GIVEN PROBLEM 1 =
Please duplicate the passage of the metagame discussion starting at "A discussion of" and ending at "for some people.".
GIVEN PROBLEM 2 =
In the metagame discussion, the line beginning "Not everyone is you" names a character the writer would probably be happy playing. What is that character?

SOURCE TEXT =
● ● ●

A discussion of metagame concepts in game design

Emerikol

Adventurer
It has nothing out of necessity to do with 80s games. It has everything observationally to do with 80s RPGs.
Well it is true that games suddenly started using those types of mechanics in larger doses at some point on the timeline. I assume people like yourself really enjoyed those innovations and thus they were used more. In some cases it may just have been the designer not even knowing an issue existed for some people.



Not everyone is you. I'd probably be quite happy playing a wizard in your game who came from across the sea. I wouldn't be happy playing a fighter in your game.
Well who knows but my guess is that you wouldn't enjoy my game. We won't ever know so let's leave it at that.


To me this makes as much sense as a blanket statement as "the food I find objectionable I find objectionable no matter whether it is on my plate or the plate of someone else at the restaurant".
No. It shows a complete lack of understanding of how these mechanics affect people who don't like them. If something breaks your immersion or causes the feel of the game to be wrong, that happens regardless of who is doing it. It's silly to think you could ignore the entire game except for your own characters actions.


If I am playing a fighter with an actual brain who paces himself between combats, who thinks, and works on outmaneuvering his opponents this interferes with your having fun because you, in your lack of understanding how real world athletes and warriors actually work think that my making in character decisions is somehow objectionable just because you don't think people ever pace themselves in athletic events.

● ● ●

Region and label listings =
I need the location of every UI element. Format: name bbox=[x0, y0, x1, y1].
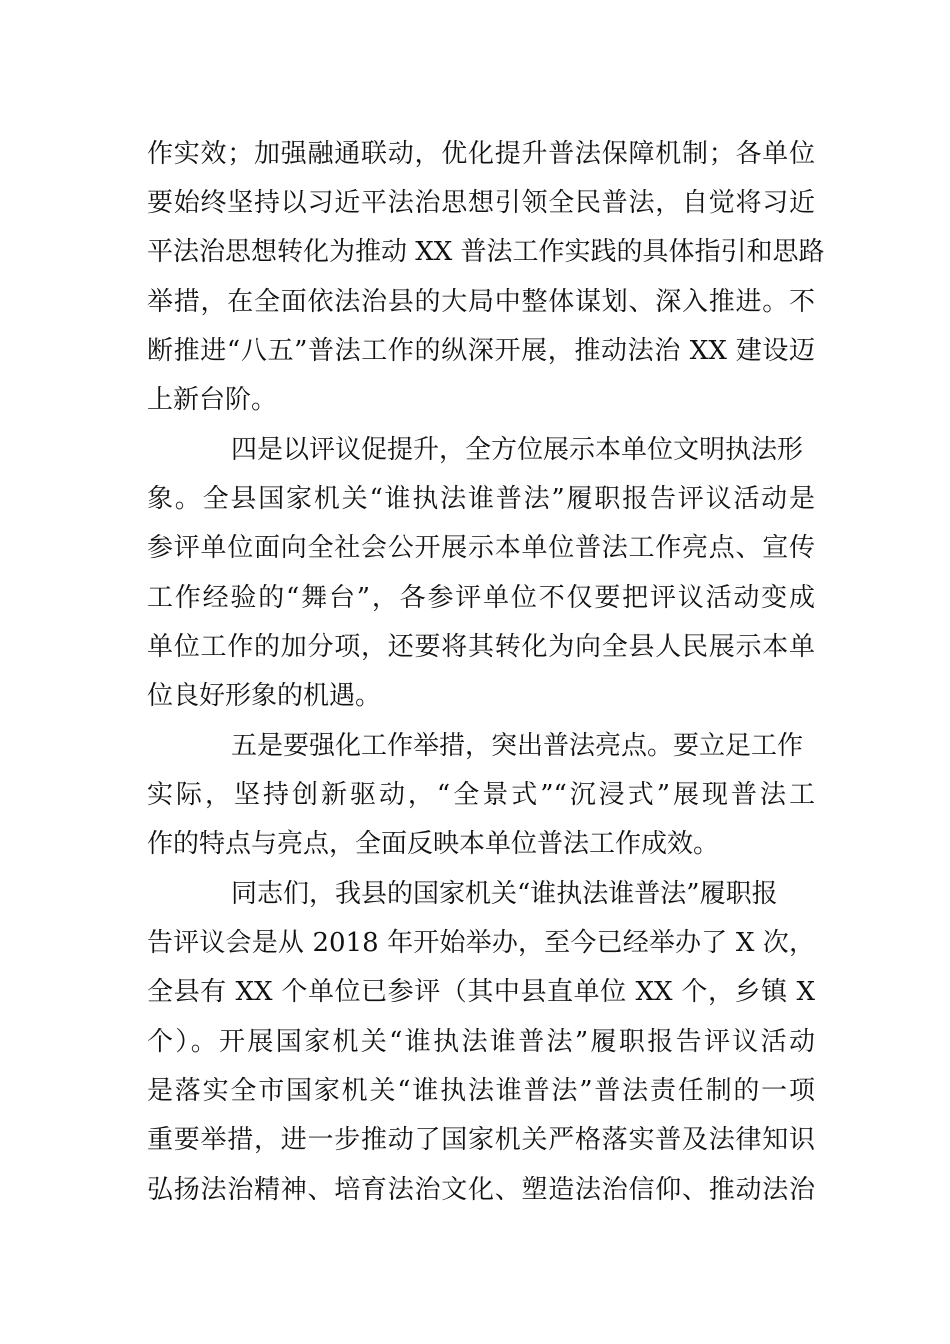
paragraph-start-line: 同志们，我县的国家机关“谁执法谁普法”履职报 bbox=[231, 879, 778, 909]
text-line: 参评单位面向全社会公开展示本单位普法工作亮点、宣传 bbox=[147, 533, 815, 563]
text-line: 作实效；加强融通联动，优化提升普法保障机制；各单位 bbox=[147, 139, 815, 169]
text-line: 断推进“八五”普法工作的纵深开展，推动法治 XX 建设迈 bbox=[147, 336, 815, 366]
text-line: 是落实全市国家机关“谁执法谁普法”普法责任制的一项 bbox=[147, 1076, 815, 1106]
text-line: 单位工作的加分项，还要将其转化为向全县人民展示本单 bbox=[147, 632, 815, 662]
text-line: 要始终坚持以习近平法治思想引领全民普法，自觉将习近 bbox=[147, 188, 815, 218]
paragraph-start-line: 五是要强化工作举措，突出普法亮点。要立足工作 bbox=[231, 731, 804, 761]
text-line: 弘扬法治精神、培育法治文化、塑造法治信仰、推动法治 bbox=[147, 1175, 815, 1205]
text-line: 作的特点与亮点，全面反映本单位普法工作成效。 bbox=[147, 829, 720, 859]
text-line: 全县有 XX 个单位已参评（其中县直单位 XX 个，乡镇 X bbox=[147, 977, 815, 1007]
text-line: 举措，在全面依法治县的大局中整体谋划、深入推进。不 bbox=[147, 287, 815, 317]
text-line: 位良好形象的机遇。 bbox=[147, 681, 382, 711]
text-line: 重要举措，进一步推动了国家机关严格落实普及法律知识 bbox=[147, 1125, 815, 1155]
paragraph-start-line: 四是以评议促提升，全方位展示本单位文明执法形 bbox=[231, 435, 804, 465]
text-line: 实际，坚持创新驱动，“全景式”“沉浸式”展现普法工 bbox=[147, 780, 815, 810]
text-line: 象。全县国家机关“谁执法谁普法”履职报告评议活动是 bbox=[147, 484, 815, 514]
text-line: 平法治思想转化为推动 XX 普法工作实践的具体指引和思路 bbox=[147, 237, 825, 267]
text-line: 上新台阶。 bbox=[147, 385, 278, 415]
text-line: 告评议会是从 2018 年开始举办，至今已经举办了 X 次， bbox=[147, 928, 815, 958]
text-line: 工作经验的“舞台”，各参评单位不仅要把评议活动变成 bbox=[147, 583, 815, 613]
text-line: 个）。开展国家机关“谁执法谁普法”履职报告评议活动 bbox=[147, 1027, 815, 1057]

● ● ●

WRITTEN REPLY 1 =
A discussion of metagame concepts in game design

Emerikol

Adventurer
It has nothing out of necessity to do with 80s games. It has everything observationally to do with 80s RPGs.
Well it is true that games suddenly started using those types of mechanics in larger doses at some point on the timeline. I assume people like yourself really enjoyed those innovations and thus they were used more. In some cases it may just have been the designer not even knowing an issue existed for some people.

WRITTEN REPLY 2 =
A wizard who came from across the sea.